## Objective:
Return every line of the material exactly.

--- BEGIN Source data ---

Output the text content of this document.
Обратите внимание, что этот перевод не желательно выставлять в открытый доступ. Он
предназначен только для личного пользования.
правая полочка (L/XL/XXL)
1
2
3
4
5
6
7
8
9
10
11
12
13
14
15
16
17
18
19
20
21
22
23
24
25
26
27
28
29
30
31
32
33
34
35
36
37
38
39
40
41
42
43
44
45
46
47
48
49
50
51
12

--- END Source data ---

## Response for this exercise:
Output the text content of this document.
Обратите внимание, что этот перевод не желательно выставлять в открытый доступ. Он
предназначен только для личного пользования.
правая полочка (L/XL/XXL)
1
2
3
4
5
6
7
8
9
10
11
12
13
14
15
16
17
18
19
20
21
22
23
24
25
26
27
28
29
30
31
32
33
34
35
36
37
38
39
40
41
42
43
44
45
46
47
48
49
50
51
12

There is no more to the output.